Written problem: Say how many lines of the listing below contain "data", giving the number and nothing else.

(begin)

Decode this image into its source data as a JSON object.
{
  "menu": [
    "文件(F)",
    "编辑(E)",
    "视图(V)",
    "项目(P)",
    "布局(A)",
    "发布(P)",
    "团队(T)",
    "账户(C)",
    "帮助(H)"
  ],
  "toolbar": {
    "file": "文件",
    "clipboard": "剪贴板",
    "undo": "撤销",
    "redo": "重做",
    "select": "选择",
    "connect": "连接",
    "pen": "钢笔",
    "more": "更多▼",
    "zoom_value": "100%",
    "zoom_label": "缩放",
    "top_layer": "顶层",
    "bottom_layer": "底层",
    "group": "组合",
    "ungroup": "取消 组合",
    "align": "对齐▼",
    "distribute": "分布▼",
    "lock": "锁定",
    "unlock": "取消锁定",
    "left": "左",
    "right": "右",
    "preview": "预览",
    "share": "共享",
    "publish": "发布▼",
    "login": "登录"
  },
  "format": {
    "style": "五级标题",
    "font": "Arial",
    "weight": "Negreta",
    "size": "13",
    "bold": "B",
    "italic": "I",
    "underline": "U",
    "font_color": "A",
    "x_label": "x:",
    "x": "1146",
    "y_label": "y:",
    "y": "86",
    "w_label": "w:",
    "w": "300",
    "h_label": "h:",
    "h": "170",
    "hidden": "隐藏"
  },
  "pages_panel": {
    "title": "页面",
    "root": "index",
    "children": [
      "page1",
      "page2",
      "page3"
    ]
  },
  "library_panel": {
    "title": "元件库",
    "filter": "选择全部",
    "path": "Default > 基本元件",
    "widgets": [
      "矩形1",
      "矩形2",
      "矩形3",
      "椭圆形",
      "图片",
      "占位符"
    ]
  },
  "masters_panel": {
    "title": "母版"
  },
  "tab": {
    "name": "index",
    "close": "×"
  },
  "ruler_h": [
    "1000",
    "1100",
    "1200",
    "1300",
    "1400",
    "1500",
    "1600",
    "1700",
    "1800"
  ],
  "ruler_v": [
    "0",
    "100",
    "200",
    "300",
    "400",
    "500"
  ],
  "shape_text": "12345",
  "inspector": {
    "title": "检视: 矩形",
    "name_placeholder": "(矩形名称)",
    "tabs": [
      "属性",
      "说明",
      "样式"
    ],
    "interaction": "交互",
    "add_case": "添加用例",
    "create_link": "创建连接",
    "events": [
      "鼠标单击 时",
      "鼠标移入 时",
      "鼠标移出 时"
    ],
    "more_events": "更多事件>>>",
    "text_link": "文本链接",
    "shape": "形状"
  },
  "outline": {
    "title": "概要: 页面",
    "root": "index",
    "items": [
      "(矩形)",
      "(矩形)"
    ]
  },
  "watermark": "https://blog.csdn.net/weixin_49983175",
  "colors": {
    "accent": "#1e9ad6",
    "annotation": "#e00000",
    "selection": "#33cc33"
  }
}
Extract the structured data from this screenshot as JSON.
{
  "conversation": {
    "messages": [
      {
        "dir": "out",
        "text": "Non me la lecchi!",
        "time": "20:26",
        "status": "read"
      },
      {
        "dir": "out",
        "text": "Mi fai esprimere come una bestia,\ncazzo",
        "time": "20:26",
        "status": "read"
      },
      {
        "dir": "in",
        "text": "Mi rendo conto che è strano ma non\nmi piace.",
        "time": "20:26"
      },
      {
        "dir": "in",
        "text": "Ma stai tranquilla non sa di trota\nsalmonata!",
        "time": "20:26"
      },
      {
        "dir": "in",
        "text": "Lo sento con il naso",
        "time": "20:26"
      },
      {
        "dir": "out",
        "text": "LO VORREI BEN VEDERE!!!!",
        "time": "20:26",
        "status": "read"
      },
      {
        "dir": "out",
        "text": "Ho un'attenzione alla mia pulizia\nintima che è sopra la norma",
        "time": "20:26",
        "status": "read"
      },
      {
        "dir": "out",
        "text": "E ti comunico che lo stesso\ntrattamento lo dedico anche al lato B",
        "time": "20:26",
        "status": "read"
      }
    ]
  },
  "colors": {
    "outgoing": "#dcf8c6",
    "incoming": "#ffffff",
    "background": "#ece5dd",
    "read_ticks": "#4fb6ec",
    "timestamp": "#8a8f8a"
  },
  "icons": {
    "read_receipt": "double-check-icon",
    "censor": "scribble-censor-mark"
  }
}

(end)

Answer to this problem: 2